Records excerpted from a collection
==*==
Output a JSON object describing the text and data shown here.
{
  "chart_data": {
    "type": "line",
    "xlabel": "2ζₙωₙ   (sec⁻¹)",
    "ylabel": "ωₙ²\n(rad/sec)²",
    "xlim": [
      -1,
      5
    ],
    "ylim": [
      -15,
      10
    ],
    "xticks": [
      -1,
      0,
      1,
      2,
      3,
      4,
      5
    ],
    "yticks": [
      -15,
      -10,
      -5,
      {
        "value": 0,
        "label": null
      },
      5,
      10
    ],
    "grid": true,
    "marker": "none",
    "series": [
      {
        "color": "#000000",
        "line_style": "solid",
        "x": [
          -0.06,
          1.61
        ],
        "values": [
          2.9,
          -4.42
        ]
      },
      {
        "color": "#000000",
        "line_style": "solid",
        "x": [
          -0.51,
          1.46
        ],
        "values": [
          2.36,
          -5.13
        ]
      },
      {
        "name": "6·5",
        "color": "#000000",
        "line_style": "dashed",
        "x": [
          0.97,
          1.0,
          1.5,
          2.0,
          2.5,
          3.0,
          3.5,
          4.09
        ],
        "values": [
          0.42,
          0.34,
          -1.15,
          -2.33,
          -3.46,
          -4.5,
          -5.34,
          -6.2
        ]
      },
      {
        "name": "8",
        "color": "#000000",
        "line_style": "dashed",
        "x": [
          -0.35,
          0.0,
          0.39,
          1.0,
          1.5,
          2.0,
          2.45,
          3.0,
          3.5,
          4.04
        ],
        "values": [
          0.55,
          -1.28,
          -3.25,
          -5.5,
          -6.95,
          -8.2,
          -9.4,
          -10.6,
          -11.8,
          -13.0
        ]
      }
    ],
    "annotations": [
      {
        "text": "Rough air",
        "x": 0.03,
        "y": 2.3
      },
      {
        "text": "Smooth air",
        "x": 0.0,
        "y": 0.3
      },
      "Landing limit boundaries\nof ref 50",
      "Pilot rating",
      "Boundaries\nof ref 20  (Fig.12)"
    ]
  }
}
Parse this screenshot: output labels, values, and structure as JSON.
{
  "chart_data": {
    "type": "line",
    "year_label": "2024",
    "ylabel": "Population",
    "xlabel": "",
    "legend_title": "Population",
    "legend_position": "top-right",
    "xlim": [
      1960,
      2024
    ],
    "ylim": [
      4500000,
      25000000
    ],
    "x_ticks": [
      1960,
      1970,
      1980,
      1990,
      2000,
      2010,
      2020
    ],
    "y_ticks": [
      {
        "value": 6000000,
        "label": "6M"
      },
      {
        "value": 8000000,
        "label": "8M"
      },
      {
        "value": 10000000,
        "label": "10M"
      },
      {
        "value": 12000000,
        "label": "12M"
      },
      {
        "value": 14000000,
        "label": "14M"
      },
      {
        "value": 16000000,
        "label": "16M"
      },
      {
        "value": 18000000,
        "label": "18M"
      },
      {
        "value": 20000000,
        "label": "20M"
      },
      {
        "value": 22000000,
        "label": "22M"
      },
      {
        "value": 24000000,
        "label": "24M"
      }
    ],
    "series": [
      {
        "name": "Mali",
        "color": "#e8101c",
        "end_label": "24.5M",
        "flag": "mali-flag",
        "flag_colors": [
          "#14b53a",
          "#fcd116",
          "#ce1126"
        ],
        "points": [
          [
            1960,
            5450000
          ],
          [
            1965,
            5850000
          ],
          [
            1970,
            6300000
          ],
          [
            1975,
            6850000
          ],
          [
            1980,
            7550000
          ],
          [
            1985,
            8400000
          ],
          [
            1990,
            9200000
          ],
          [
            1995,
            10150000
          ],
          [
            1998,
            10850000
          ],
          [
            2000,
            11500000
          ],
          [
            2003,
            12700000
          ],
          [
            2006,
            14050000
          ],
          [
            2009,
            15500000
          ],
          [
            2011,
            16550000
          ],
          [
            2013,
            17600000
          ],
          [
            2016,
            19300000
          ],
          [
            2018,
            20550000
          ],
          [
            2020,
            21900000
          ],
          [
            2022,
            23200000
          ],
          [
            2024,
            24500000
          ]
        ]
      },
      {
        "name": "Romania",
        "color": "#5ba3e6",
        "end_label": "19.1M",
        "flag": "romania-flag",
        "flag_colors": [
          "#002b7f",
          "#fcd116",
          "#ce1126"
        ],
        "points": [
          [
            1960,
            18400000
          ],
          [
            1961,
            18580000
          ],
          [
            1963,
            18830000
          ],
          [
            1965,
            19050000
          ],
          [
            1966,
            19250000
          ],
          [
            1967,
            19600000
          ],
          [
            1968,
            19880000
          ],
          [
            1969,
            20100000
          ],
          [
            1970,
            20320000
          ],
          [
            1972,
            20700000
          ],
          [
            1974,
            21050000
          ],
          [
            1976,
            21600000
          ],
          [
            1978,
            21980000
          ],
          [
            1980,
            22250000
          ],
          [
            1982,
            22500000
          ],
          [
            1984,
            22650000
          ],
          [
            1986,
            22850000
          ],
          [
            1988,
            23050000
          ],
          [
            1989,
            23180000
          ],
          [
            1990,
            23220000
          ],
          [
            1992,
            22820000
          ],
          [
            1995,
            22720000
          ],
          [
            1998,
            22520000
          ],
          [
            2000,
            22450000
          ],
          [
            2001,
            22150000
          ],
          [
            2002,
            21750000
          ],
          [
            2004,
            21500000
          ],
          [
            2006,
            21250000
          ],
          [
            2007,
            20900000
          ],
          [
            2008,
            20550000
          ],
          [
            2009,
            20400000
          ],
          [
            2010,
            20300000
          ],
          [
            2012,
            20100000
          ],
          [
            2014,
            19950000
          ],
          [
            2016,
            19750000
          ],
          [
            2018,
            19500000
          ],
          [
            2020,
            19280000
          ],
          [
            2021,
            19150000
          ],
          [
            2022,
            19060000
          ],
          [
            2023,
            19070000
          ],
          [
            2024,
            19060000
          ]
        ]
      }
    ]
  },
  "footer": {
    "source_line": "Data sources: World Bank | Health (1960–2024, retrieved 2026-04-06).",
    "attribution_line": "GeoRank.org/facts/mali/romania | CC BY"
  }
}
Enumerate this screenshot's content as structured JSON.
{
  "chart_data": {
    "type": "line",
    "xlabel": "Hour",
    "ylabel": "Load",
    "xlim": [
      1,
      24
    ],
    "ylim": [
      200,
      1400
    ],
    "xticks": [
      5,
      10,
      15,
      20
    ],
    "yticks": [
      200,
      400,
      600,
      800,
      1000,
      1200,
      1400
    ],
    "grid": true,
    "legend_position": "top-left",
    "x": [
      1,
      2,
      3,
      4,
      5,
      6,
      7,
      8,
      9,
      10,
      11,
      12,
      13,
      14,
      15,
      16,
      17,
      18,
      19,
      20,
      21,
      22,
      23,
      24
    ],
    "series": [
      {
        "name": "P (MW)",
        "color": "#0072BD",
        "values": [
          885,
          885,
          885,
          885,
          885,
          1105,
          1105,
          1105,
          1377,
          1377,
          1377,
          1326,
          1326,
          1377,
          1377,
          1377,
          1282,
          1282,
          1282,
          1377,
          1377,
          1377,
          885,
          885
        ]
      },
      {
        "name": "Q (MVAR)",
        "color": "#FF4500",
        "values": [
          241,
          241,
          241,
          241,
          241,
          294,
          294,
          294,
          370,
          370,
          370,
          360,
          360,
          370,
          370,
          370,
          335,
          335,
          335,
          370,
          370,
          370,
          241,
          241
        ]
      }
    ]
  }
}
==*==
— Written instruction —
Repeat each entry word for word.

— Result for this exercise —
Output a JSON object describing the text and data shown here.
{
  "chart_data": {
    "type": "line",
    "xlabel": "2ζₙωₙ   (sec⁻¹)",
    "ylabel": "ωₙ²\n(rad/sec)²",
    "xlim": [
      -1,
      5
    ],
    "ylim": [
      -15,
      10
    ],
    "xticks": [
      -1,
      0,
      1,
      2,
      3,
      4,
      5
    ],
    "yticks": [
      -15,
      -10,
      -5,
      {
        "value": 0,
        "label": null
      },
      5,
      10
    ],
    "grid": true,
    "marker": "none",
    "series": [
      {
        "color": "#000000",
        "line_style": "solid",
        "x": [
          -0.06,
          1.61
        ],
        "values": [
          2.9,
          -4.42
        ]
      },
      {
        "color": "#000000",
        "line_style": "solid",
        "x": [
          -0.51,
          1.46
        ],
        "values": [
          2.36,
          -5.13
        ]
      },
      {
        "name": "6·5",
        "color": "#000000",
        "line_style": "dashed",
        "x": [
          0.97,
          1.0,
          1.5,
          2.0,
          2.5,
          3.0,
          3.5,
          4.09
        ],
        "values": [
          0.42,
          0.34,
          -1.15,
          -2.33,
          -3.46,
          -4.5,
          -5.34,
          -6.2
        ]
      },
      {
        "name": "8",
        "color": "#000000",
        "line_style": "dashed",
        "x": [
          -0.35,
          0.0,
          0.39,
          1.0,
          1.5,
          2.0,
          2.45,
          3.0,
          3.5,
          4.04
        ],
        "values": [
          0.55,
          -1.28,
          -3.25,
          -5.5,
          -6.95,
          -8.2,
          -9.4,
          -10.6,
          -11.8,
          -13.0
        ]
      }
    ],
    "annotations": [
      {
        "text": "Rough air",
        "x": 0.03,
        "y": 2.3
      },
      {
        "text": "Smooth air",
        "x": 0.0,
        "y": 0.3
      },
      "Landing limit boundaries\nof ref 50",
      "Pilot rating",
      "Boundaries\nof ref 20  (Fig.12)"
    ]
  }
}
Parse this screenshot: output labels, values, and structure as JSON.
{
  "chart_data": {
    "type": "line",
    "year_label": "2024",
    "ylabel": "Population",
    "xlabel": "",
    "legend_title": "Population",
    "legend_position": "top-right",
    "xlim": [
      1960,
      2024
    ],
    "ylim": [
      4500000,
      25000000
    ],
    "x_ticks": [
      1960,
      1970,
      1980,
      1990,
      2000,
      2010,
      2020
    ],
    "y_ticks": [
      {
        "value": 6000000,
        "label": "6M"
      },
      {
        "value": 8000000,
        "label": "8M"
      },
      {
        "value": 10000000,
        "label": "10M"
      },
      {
        "value": 12000000,
        "label": "12M"
      },
      {
        "value": 14000000,
        "label": "14M"
      },
      {
        "value": 16000000,
        "label": "16M"
      },
      {
        "value": 18000000,
        "label": "18M"
      },
      {
        "value": 20000000,
        "label": "20M"
      },
      {
        "value": 22000000,
        "label": "22M"
      },
      {
        "value": 24000000,
        "label": "24M"
      }
    ],
    "series": [
      {
        "name": "Mali",
        "color": "#e8101c",
        "end_label": "24.5M",
        "flag": "mali-flag",
        "flag_colors": [
          "#14b53a",
          "#fcd116",
          "#ce1126"
        ],
        "points": [
          [
            1960,
            5450000
          ],
          [
            1965,
            5850000
          ],
          [
            1970,
            6300000
          ],
          [
            1975,
            6850000
          ],
          [
            1980,
            7550000
          ],
          [
            1985,
            8400000
          ],
          [
            1990,
            9200000
          ],
          [
            1995,
            10150000
          ],
          [
            1998,
            10850000
          ],
          [
            2000,
            11500000
          ],
          [
            2003,
            12700000
          ],
          [
            2006,
            14050000
          ],
          [
            2009,
            15500000
          ],
          [
            2011,
            16550000
          ],
          [
            2013,
            17600000
          ],
          [
            2016,
            19300000
          ],
          [
            2018,
            20550000
          ],
          [
            2020,
            21900000
          ],
          [
            2022,
            23200000
          ],
          [
            2024,
            24500000
          ]
        ]
      },
      {
        "name": "Romania",
        "color": "#5ba3e6",
        "end_label": "19.1M",
        "flag": "romania-flag",
        "flag_colors": [
          "#002b7f",
          "#fcd116",
          "#ce1126"
        ],
        "points": [
          [
            1960,
            18400000
          ],
          [
            1961,
            18580000
          ],
          [
            1963,
            18830000
          ],
          [
            1965,
            19050000
          ],
          [
            1966,
            19250000
          ],
          [
            1967,
            19600000
          ],
          [
            1968,
            19880000
          ],
          [
            1969,
            20100000
          ],
          [
            1970,
            20320000
          ],
          [
            1972,
            20700000
          ],
          [
            1974,
            21050000
          ],
          [
            1976,
            21600000
          ],
          [
            1978,
            21980000
          ],
          [
            1980,
            22250000
          ],
          [
            1982,
            22500000
          ],
          [
            1984,
            22650000
          ],
          [
            1986,
            22850000
          ],
          [
            1988,
            23050000
          ],
          [
            1989,
            23180000
          ],
          [
            1990,
            23220000
          ],
          [
            1992,
            22820000
          ],
          [
            1995,
            22720000
          ],
          [
            1998,
            22520000
          ],
          [
            2000,
            22450000
          ],
          [
            2001,
            22150000
          ],
          [
            2002,
            21750000
          ],
          [
            2004,
            21500000
          ],
          [
            2006,
            21250000
          ],
          [
            2007,
            20900000
          ],
          [
            2008,
            20550000
          ],
          [
            2009,
            20400000
          ],
          [
            2010,
            20300000
          ],
          [
            2012,
            20100000
          ],
          [
            2014,
            19950000
          ],
          [
            2016,
            19750000
          ],
          [
            2018,
            19500000
          ],
          [
            2020,
            19280000
          ],
          [
            2021,
            19150000
          ],
          [
            2022,
            19060000
          ],
          [
            2023,
            19070000
          ],
          [
            2024,
            19060000
          ]
        ]
      }
    ]
  },
  "footer": {
    "source_line": "Data sources: World Bank | Health (1960–2024, retrieved 2026-04-06).",
    "attribution_line": "GeoRank.org/facts/mali/romania | CC BY"
  }
}
Enumerate this screenshot's content as structured JSON.
{
  "chart_data": {
    "type": "line",
    "xlabel": "Hour",
    "ylabel": "Load",
    "xlim": [
      1,
      24
    ],
    "ylim": [
      200,
      1400
    ],
    "xticks": [
      5,
      10,
      15,
      20
    ],
    "yticks": [
      200,
      400,
      600,
      800,
      1000,
      1200,
      1400
    ],
    "grid": true,
    "legend_position": "top-left",
    "x": [
      1,
      2,
      3,
      4,
      5,
      6,
      7,
      8,
      9,
      10,
      11,
      12,
      13,
      14,
      15,
      16,
      17,
      18,
      19,
      20,
      21,
      22,
      23,
      24
    ],
    "series": [
      {
        "name": "P (MW)",
        "color": "#0072BD",
        "values": [
          885,
          885,
          885,
          885,
          885,
          1105,
          1105,
          1105,
          1377,
          1377,
          1377,
          1326,
          1326,
          1377,
          1377,
          1377,
          1282,
          1282,
          1282,
          1377,
          1377,
          1377,
          885,
          885
        ]
      },
      {
        "name": "Q (MVAR)",
        "color": "#FF4500",
        "values": [
          241,
          241,
          241,
          241,
          241,
          294,
          294,
          294,
          370,
          370,
          370,
          360,
          360,
          370,
          370,
          370,
          335,
          335,
          335,
          370,
          370,
          370,
          241,
          241
        ]
      }
    ]
  }
}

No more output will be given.